**Work instructions:** Review the lines that follow and copy each one that contains the word "this".

**Data for the task:**

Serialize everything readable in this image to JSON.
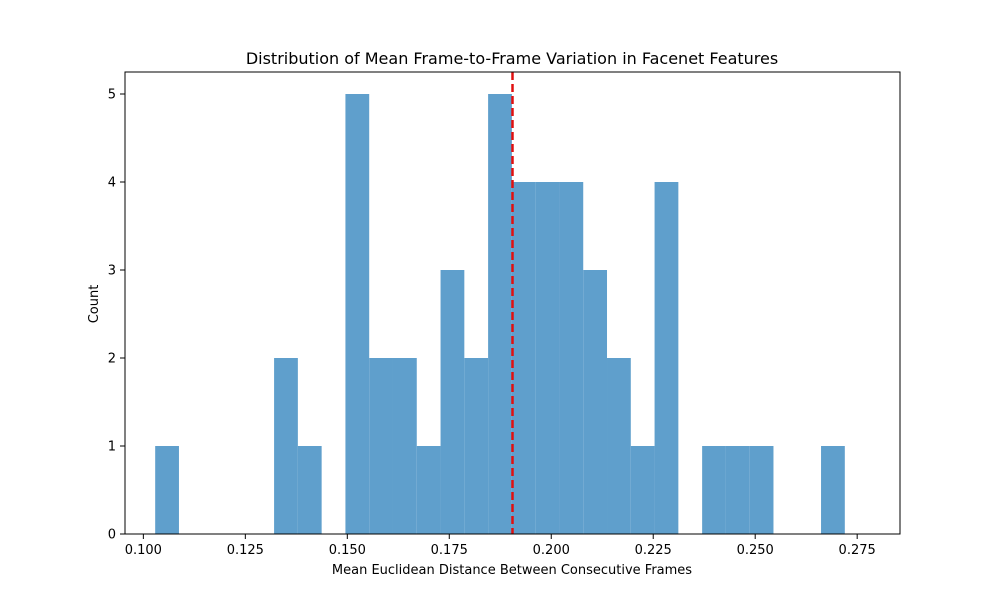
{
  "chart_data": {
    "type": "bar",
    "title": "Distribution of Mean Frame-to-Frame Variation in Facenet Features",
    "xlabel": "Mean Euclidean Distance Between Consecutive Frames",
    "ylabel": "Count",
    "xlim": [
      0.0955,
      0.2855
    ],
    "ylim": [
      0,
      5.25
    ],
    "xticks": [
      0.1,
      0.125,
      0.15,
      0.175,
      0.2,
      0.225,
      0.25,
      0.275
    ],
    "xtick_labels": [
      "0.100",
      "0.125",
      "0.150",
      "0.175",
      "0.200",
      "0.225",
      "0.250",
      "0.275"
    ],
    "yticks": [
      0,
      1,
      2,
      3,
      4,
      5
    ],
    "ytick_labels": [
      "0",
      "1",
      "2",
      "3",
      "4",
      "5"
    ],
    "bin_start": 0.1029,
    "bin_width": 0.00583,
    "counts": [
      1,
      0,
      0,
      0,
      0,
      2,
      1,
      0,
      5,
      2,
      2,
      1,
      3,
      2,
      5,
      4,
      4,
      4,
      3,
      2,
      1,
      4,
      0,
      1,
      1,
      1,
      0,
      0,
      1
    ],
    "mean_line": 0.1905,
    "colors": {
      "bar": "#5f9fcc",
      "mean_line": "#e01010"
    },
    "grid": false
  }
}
==
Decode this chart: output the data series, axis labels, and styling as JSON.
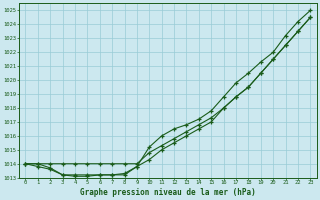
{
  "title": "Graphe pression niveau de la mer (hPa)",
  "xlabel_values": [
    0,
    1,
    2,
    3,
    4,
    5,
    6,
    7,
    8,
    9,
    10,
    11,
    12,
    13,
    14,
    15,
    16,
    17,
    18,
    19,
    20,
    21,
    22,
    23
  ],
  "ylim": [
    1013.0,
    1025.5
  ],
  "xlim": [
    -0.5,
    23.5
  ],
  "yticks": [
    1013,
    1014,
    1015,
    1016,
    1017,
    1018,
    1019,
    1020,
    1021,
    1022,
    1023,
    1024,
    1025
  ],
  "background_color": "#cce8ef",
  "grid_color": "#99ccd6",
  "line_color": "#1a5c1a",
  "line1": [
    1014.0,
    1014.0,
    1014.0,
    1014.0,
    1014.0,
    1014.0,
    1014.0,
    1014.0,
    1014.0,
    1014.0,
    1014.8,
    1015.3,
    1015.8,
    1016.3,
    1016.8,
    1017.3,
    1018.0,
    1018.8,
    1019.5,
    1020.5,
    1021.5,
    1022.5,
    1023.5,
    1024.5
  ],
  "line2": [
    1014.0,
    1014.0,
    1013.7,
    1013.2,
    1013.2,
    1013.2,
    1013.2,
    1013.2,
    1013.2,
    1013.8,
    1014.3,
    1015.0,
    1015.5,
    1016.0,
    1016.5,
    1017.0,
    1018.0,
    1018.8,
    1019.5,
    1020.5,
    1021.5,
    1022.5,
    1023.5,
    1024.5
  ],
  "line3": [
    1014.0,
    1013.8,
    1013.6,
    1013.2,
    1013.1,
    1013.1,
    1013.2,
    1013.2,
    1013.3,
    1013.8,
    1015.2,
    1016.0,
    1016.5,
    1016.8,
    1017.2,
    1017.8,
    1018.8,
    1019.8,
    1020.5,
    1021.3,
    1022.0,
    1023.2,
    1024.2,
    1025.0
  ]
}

**Written solution:**
Serialize everything readable in this image to JSON.
Decode this chart: output the data series, axis labels, and styling as JSON.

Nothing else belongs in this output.